▶ _Tasks and exercises_
[1] In the passage on the Slovak party Ordinary People and Independent Personalities, what share of the vote did the party win in the 2012 election?
[2] Update the passage on the Slovak party by restating the part that opens with the words containing "In August 2010, Matovič" and closes with "from Ordinary People.", replacing "alliance" with "coalition".

▶ _Passage given_
Ordinary People and Independent Personalities () is a conservative political party in Slovakia. The anti-establishment party founded in 2011 won the 2020 parliamentary election on an anti-corruption platform. After getting in charge, OĽaNO adopted a generally conservative outlook. The party is led by former prime minister of Slovakia Igor Matovič. The incumbent prime minister was a member of the party presidium, Eduard Heger, succeeding Matovič in 2021.

History
The four Ordinary People (OĽaNO) MPs were Igor Matovič, Erika Jurinová, Martin Fecko, Jozef Viskupič. OĽaNO sat in the National Council with the SaS and signed an agreement with the SaS that its members could not cross the floor to another group.  In June and July 2010, it was rumoured that OĽaNO would refuse to back the programme of the new centre-right coalition, which included Freedom and Solidarity, and whose majority depended on Ordinary People.

In August 2010, Matovič said that it was not the right time to become an independent party. However, on 28 October 2011, Ordinary People filed a formal party registration, while Matovič announced that the party would compete in 2012 parliamentary election as a separate electoral list, of independents and representatives of the Civic Conservative Party and the Conservative Democrats. In the 2012 election, the party came in third place overall, winning 8.55% of the vote and 16 seats.

In the 2014 European elections, OĽaNO came in fourth place nationally, receiving 7.46% of the vote and electing 1 MEP.

In the 2016 parliamentary election, Ordinary People ran in alliance with New Majority. They received 11.02% votes in Slovakia and consequently 19 MPs in the Slovak Parliament, 17 of whom came from Ordinary People.

▶ _Dataset section_
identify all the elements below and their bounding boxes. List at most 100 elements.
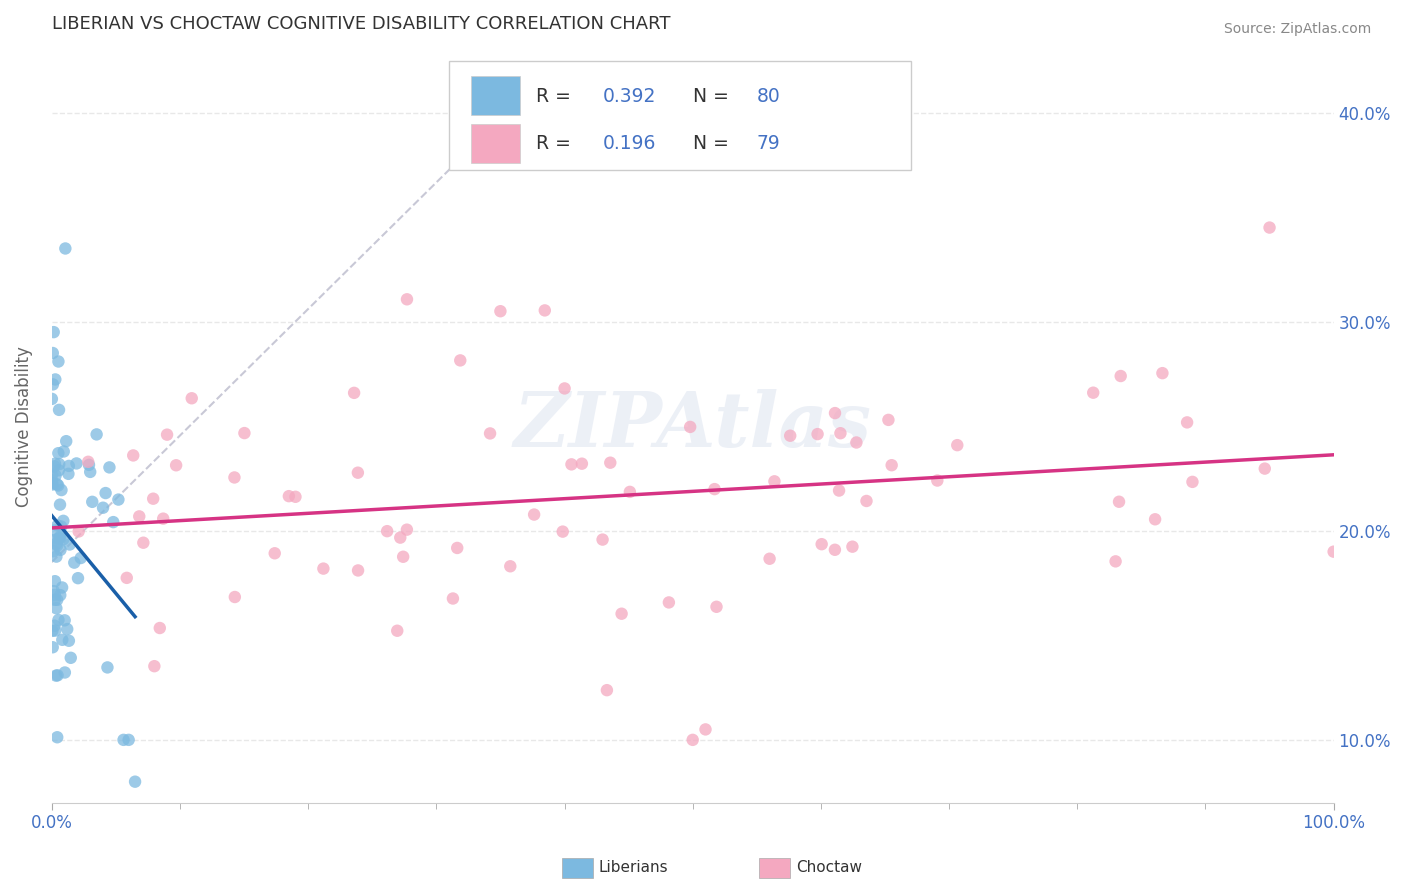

▶ _The responses_
[1] 8.55%

[2]
In August 2010, Matovič said that it was not the right time to become an independent party. However, on 28 October 2011, Ordinary People filed a formal party registration, while Matovič announced that the party would compete in 2012 parliamentary election as a separate electoral list, of independents and representatives of the Civic Conservative Party and the Conservative Democrats. In the 2012 election, the party came in third place overall, winning 8.55% of the vote and 16 seats.

In the 2014 European elections, OĽaNO came in fourth place nationally, receiving 7.46% of the vote and electing 1 MEP.

In the 2016 parliamentary election, Ordinary People ran in coalition with New Majority. They received 11.02% votes in Slovakia and consequently 19 MPs in the Slovak Parliament, 17 of whom came from Ordinary People.